_What the exercise asks_
Using the material below, copy every line where "model" appears.

=======

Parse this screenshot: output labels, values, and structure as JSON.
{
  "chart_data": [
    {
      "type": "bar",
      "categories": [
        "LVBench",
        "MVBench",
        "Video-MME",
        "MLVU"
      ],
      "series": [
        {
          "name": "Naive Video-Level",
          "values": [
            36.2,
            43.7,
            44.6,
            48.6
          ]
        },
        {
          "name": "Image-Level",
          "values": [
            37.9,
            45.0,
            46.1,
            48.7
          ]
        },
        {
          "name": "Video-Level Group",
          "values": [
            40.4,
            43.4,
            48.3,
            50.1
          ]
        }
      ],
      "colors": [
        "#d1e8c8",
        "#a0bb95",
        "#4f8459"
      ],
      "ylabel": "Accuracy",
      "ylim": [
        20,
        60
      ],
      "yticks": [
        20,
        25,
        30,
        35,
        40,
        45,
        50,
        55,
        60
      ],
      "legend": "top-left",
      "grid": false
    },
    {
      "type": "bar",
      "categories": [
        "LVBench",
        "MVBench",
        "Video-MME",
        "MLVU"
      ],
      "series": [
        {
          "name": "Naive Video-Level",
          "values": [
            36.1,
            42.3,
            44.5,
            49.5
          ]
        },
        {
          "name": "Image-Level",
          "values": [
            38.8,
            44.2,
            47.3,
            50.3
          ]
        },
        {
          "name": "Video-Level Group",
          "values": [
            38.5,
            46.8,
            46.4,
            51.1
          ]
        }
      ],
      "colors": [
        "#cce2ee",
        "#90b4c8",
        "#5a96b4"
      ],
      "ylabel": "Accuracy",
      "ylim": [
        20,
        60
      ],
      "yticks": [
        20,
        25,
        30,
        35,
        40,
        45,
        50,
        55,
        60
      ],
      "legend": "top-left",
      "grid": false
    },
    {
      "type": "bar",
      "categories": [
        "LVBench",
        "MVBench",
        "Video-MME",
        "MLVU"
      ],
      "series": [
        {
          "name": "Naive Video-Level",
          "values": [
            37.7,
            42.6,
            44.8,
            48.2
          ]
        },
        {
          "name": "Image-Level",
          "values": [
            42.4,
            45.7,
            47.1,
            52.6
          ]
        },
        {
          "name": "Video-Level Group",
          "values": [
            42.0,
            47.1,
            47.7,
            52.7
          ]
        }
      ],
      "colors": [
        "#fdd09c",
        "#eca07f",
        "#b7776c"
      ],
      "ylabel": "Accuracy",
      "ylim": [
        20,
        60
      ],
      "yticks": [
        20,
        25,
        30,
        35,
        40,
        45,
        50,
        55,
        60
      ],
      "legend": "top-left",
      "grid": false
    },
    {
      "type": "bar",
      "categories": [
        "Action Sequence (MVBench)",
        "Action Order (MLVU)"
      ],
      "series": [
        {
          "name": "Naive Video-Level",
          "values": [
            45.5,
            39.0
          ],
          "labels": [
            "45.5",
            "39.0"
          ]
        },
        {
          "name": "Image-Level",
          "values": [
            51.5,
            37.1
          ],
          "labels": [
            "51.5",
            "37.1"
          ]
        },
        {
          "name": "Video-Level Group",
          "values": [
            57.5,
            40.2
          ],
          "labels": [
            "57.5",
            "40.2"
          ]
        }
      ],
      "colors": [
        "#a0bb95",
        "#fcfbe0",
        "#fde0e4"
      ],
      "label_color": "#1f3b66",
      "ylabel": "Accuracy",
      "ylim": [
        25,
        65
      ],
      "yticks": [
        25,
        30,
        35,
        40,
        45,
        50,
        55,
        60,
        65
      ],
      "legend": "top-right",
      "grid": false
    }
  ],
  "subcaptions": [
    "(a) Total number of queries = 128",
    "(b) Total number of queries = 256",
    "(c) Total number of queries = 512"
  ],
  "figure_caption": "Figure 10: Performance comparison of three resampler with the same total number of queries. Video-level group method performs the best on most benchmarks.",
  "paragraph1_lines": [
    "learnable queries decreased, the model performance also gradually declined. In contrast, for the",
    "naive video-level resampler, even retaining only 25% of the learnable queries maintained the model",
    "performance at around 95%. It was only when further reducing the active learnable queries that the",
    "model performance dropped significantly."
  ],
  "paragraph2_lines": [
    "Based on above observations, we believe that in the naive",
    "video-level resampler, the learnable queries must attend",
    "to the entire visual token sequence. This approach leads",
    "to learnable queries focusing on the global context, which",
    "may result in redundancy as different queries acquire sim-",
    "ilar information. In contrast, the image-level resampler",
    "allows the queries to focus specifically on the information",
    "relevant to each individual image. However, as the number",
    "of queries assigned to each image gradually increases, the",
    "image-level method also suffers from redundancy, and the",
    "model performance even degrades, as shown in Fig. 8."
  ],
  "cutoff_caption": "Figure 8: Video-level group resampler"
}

=======

_Worked solution_
    "learnable queries decreased, the model performance also gradually declined. In contrast, for the",
    "naive video-level resampler, even retaining only 25% of the learnable queries maintained the model",
    "model performance dropped significantly."
    "model performance even degrades, as shown in Fig. 8."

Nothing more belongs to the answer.